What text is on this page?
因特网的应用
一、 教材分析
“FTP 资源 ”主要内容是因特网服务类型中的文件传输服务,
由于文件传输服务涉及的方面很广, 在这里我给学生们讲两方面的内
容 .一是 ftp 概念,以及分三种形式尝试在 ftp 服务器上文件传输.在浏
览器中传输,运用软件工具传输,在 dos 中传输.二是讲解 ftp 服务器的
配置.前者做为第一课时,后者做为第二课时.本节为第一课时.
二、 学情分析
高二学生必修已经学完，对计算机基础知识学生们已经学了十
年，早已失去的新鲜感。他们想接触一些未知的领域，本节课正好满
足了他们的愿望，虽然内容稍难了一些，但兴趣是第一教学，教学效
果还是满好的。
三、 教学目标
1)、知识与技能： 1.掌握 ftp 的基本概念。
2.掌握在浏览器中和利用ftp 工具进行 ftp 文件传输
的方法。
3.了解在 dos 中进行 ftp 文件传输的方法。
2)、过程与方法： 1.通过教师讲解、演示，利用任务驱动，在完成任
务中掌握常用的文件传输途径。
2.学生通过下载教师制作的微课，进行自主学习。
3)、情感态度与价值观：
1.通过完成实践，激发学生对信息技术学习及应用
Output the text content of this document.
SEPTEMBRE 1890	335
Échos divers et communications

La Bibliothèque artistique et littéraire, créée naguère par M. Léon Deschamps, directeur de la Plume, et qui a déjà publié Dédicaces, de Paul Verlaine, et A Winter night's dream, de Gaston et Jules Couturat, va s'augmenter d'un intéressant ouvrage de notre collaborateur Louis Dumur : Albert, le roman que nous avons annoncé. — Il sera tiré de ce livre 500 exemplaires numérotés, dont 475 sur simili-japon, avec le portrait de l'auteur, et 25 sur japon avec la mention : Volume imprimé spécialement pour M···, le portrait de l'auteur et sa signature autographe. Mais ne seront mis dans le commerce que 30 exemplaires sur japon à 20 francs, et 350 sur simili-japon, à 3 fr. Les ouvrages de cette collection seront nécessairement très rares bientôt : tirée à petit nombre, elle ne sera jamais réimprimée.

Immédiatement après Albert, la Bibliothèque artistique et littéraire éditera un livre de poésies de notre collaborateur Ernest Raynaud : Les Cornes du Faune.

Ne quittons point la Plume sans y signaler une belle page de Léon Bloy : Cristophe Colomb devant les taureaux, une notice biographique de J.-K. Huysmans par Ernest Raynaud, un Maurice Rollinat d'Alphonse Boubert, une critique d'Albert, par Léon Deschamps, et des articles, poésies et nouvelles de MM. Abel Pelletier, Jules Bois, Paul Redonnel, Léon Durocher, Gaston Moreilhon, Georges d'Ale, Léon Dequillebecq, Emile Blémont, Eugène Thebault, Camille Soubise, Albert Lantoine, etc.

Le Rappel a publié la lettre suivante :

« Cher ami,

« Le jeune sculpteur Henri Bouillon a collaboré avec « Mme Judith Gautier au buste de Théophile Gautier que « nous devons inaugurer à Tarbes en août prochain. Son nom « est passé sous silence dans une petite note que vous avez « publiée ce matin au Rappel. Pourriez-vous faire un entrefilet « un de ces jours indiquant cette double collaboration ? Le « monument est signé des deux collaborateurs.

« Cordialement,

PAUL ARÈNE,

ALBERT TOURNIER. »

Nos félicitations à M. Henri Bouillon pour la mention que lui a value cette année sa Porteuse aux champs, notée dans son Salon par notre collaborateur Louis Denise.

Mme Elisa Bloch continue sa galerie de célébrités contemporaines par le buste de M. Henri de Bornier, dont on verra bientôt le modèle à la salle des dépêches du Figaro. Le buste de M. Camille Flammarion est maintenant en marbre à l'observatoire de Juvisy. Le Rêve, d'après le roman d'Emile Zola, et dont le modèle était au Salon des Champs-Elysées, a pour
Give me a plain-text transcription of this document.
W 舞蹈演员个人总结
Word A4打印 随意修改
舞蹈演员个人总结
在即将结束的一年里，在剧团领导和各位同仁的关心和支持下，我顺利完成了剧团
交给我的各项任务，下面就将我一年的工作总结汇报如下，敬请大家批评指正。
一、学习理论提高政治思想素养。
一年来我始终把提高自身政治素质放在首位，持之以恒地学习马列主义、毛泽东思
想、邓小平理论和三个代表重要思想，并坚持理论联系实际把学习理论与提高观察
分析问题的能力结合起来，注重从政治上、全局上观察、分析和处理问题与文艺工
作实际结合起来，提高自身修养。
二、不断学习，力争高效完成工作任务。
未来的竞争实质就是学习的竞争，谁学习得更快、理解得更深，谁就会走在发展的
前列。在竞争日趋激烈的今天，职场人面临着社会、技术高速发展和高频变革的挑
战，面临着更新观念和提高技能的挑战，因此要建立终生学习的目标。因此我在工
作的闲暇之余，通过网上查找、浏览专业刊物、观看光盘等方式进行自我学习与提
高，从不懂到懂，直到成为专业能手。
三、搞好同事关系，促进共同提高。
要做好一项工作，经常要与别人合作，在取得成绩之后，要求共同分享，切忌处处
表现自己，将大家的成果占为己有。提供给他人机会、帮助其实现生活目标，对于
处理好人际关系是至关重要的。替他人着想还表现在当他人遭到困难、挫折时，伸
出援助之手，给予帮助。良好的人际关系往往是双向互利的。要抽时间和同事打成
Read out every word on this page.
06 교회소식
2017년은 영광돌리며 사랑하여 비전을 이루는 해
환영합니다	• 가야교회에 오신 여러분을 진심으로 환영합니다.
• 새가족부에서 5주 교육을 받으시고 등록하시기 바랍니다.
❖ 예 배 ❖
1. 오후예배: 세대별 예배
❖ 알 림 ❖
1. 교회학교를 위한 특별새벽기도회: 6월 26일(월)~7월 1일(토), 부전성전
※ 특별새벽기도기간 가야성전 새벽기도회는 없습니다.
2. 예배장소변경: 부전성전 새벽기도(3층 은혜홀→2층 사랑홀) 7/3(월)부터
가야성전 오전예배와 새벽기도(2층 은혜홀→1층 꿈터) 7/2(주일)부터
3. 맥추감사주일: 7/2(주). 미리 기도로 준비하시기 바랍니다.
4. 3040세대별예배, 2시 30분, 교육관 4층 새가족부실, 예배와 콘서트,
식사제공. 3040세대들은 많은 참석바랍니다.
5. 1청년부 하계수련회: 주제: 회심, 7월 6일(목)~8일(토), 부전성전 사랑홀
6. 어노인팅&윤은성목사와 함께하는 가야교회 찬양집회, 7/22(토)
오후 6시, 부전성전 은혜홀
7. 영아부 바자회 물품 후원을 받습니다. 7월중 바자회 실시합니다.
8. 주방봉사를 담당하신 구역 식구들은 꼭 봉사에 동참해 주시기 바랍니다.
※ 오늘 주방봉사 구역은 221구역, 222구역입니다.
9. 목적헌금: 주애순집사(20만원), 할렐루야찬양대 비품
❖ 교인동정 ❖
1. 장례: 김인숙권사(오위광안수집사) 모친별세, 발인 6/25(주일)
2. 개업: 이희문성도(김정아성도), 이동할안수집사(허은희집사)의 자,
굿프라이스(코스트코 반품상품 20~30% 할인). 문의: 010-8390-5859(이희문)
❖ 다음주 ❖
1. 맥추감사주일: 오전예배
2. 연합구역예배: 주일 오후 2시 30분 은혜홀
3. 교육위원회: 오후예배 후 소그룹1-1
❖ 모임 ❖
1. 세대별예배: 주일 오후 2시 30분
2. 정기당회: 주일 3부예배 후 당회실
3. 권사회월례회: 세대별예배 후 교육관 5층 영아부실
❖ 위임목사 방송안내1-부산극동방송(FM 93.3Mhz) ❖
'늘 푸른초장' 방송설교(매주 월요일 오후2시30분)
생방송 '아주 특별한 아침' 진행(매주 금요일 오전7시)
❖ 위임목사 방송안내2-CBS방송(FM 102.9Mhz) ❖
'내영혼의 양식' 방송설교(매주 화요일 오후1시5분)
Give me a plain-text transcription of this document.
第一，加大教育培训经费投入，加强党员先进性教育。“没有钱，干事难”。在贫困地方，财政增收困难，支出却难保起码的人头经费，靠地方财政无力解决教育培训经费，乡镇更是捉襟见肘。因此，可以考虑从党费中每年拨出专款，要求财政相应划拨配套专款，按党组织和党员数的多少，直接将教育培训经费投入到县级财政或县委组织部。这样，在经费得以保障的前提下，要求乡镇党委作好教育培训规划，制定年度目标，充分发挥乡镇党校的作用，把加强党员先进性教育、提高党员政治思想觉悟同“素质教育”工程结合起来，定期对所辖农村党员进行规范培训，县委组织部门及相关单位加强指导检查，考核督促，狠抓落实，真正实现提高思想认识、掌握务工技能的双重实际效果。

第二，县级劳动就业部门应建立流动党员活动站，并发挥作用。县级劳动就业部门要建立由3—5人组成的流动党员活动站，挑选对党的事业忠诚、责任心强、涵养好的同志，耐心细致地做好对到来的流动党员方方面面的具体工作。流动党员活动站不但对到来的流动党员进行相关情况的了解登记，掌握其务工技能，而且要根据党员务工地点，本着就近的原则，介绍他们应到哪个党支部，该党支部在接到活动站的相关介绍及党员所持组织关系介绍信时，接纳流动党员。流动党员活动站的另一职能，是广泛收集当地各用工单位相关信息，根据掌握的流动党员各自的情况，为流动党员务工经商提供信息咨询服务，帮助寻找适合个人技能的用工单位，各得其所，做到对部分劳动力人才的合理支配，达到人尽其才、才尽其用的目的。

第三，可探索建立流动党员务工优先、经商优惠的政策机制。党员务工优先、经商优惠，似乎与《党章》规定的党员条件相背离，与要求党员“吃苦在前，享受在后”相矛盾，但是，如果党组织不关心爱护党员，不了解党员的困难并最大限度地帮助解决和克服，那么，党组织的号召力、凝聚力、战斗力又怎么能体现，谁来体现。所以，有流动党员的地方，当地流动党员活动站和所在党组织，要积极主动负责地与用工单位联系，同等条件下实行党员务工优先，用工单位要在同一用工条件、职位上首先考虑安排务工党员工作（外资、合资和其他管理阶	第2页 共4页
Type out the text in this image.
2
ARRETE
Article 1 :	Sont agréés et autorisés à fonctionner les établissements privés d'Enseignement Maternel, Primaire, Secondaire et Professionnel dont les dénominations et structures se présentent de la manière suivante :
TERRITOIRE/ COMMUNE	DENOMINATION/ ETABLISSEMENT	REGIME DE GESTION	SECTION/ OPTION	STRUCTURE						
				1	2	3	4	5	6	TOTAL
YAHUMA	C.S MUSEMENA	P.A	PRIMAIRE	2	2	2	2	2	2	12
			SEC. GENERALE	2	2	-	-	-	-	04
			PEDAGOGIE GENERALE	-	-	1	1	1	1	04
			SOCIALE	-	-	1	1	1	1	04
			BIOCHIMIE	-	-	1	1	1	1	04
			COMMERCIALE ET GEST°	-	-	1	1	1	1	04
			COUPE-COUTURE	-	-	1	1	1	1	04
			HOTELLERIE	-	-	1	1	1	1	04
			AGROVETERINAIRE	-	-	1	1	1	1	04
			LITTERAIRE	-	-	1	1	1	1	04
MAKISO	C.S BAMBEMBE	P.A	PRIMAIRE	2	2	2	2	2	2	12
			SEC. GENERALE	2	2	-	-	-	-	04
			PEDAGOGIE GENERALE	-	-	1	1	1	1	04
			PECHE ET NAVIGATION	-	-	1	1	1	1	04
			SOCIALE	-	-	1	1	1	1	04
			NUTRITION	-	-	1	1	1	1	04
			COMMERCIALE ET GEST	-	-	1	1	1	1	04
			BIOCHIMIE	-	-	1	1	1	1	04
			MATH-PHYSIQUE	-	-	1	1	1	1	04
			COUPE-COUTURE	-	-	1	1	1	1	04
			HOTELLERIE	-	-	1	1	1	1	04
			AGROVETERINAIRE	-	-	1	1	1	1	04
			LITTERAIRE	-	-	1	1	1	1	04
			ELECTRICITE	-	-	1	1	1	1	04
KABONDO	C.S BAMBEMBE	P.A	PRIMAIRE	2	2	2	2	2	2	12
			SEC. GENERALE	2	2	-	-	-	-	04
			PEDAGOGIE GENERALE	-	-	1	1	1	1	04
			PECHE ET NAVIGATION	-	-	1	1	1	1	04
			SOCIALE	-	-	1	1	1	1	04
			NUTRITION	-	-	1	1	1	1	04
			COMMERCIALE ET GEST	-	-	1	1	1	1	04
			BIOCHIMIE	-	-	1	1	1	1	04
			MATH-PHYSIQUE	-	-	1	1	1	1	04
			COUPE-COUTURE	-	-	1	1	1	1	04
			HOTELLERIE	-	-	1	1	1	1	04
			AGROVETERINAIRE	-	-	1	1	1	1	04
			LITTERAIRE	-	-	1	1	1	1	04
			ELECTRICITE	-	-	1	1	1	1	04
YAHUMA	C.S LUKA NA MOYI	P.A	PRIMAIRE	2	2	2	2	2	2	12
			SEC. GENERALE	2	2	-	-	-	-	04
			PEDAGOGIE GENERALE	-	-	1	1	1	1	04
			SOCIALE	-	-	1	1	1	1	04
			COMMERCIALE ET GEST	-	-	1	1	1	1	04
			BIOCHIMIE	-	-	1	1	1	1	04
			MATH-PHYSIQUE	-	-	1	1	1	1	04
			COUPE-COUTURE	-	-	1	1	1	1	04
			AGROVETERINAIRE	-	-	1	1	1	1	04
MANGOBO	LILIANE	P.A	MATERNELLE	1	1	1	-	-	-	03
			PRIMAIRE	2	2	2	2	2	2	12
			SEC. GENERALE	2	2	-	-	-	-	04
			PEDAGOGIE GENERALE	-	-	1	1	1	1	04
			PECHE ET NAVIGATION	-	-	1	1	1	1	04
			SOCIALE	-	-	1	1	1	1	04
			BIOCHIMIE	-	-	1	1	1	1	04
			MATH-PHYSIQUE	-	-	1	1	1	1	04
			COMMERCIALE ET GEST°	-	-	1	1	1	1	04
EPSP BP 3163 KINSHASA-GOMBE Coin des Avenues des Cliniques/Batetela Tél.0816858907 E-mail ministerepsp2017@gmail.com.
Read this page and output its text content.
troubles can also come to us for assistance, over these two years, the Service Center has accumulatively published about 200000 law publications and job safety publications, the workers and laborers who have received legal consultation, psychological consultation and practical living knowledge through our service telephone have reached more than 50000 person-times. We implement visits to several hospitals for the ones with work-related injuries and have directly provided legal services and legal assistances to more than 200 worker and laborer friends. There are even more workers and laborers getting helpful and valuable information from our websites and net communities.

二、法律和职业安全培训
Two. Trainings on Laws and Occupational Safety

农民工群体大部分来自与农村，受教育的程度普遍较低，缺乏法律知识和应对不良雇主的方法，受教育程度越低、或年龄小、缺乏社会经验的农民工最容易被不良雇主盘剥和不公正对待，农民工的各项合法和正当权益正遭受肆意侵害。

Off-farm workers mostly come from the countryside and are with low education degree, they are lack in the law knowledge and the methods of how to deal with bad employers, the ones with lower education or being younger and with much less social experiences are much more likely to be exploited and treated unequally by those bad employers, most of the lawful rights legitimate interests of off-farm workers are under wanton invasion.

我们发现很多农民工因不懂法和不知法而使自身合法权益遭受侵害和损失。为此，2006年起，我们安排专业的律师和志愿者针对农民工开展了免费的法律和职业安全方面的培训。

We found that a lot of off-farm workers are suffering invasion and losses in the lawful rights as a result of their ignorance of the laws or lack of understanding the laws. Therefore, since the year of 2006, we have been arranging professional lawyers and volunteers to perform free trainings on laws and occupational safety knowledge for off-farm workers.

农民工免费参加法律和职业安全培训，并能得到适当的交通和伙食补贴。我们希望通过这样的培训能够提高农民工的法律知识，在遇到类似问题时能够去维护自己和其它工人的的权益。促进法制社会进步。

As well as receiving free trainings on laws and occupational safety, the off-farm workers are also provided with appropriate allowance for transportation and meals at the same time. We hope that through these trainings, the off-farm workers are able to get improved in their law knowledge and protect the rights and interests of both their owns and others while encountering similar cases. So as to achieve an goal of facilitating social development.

• **Work to do**
Return each line in the records that holds the string "부전성전".

• **Correct response**
1. 교회학교를 위한 특별새벽기도회: 6월 26일(월)~7월 1일(토), 부전성전
2. 예배장소변경: 부전성전 새벽기도(3층 은혜홀→2층 사랑홀) 7/3(월)부터
5. 1청년부 하계수련회: 주제: 회심, 7월 6일(목)~8일(토), 부전성전 사랑홀
오후 6시, 부전성전 은혜홀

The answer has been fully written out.